» **Exercise requirements**
Repeat the whole of the data, keeping every detail the same.

[Data excerpts]
----------------

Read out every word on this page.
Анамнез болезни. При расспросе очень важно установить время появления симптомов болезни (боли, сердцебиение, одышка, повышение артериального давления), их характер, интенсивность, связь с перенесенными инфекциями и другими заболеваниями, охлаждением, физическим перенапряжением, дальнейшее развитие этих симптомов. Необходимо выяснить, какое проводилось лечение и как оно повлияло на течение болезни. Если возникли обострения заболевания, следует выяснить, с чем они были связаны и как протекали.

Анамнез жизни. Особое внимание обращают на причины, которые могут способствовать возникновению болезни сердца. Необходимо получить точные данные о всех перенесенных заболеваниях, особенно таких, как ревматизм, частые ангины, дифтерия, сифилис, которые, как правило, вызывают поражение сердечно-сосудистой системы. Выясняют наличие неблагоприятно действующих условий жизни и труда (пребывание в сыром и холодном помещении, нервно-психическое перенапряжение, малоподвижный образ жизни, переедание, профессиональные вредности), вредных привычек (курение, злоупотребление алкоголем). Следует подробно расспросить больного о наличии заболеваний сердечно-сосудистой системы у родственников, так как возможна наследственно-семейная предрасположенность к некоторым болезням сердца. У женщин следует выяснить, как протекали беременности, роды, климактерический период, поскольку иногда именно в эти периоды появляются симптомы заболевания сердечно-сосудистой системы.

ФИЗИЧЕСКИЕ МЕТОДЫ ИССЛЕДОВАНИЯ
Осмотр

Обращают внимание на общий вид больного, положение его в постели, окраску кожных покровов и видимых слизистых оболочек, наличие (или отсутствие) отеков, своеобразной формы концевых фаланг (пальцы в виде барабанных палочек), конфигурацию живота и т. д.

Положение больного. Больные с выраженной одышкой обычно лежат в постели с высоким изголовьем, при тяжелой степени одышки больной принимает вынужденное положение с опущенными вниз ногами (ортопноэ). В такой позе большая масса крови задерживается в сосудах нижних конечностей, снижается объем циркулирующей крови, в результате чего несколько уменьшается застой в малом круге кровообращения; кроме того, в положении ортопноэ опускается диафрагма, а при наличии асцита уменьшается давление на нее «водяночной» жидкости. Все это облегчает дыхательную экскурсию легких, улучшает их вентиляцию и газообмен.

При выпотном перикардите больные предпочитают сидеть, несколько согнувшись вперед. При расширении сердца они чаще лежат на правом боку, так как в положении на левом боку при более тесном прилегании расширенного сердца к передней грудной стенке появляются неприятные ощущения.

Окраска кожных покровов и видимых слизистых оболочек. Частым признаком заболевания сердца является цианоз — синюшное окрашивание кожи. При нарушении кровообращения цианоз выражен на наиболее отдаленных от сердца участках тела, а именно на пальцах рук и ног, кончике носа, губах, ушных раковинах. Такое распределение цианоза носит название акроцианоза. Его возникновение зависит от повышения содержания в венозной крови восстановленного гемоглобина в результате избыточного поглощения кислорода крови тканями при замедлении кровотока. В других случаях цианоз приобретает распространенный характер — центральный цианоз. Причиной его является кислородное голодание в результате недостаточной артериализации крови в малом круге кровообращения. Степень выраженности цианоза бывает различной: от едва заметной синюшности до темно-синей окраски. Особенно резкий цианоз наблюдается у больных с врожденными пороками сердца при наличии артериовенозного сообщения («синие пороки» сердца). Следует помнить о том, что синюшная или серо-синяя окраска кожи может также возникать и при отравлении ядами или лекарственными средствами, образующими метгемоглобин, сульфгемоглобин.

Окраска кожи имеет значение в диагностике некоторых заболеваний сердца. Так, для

----------------

» **Reply to the task**
Read out every word on this page.
Анамнез болезни. При расспросе очень важно установить время появления симптомов болезни (боли, сердцебиение, одышка, повышение артериального давления), их характер, интенсивность, связь с перенесенными инфекциями и другими заболеваниями, охлаждением, физическим перенапряжением, дальнейшее развитие этих симптомов. Необходимо выяснить, какое проводилось лечение и как оно повлияло на течение болезни. Если возникли обострения заболевания, следует выяснить, с чем они были связаны и как протекали.

Анамнез жизни. Особое внимание обращают на причины, которые могут способствовать возникновению болезни сердца. Необходимо получить точные данные о всех перенесенных заболеваниях, особенно таких, как ревматизм, частые ангины, дифтерия, сифилис, которые, как правило, вызывают поражение сердечно-сосудистой системы. Выясняют наличие неблагоприятно действующих условий жизни и труда (пребывание в сыром и холодном помещении, нервно-психическое перенапряжение, малоподвижный образ жизни, переедание, профессиональные вредности), вредных привычек (курение, злоупотребление алкоголем). Следует подробно расспросить больного о наличии заболеваний сердечно-сосудистой системы у родственников, так как возможна наследственно-семейная предрасположенность к некоторым болезням сердца. У женщин следует выяснить, как протекали беременности, роды, климактерический период, поскольку иногда именно в эти периоды появляются симптомы заболевания сердечно-сосудистой системы.

ФИЗИЧЕСКИЕ МЕТОДЫ ИССЛЕДОВАНИЯ
Осмотр

Обращают внимание на общий вид больного, положение его в постели, окраску кожных покровов и видимых слизистых оболочек, наличие (или отсутствие) отеков, своеобразной формы концевых фаланг (пальцы в виде барабанных палочек), конфигурацию живота и т. д.

Положение больного. Больные с выраженной одышкой обычно лежат в постели с высоким изголовьем, при тяжелой степени одышки больной принимает вынужденное положение с опущенными вниз ногами (ортопноэ). В такой позе большая масса крови задерживается в сосудах нижних конечностей, снижается объем циркулирующей крови, в результате чего несколько уменьшается застой в малом круге кровообращения; кроме того, в положении ортопноэ опускается диафрагма, а при наличии асцита уменьшается давление на нее «водяночной» жидкости. Все это облегчает дыхательную экскурсию легких, улучшает их вентиляцию и газообмен.

При выпотном перикардите больные предпочитают сидеть, несколько согнувшись вперед. При расширении сердца они чаще лежат на правом боку, так как в положении на левом боку при более тесном прилегании расширенного сердца к передней грудной стенке появляются неприятные ощущения.

Окраска кожных покровов и видимых слизистых оболочек. Частым признаком заболевания сердца является цианоз — синюшное окрашивание кожи. При нарушении кровообращения цианоз выражен на наиболее отдаленных от сердца участках тела, а именно на пальцах рук и ног, кончике носа, губах, ушных раковинах. Такое распределение цианоза носит название акроцианоза. Его возникновение зависит от повышения содержания в венозной крови восстановленного гемоглобина в результате избыточного поглощения кислорода крови тканями при замедлении кровотока. В других случаях цианоз приобретает распространенный характер — центральный цианоз. Причиной его является кислородное голодание в результате недостаточной артериализации крови в малом круге кровообращения. Степень выраженности цианоза бывает различной: от едва заметной синюшности до темно-синей окраски. Особенно резкий цианоз наблюдается у больных с врожденными пороками сердца при наличии артериовенозного сообщения («синие пороки» сердца). Следует помнить о том, что синюшная или серо-синяя окраска кожи может также возникать и при отравлении ядами или лекарственными средствами, образующими метгемоглобин, сульфгемоглобин.

Окраска кожи имеет значение в диагностике некоторых заболеваний сердца. Так, для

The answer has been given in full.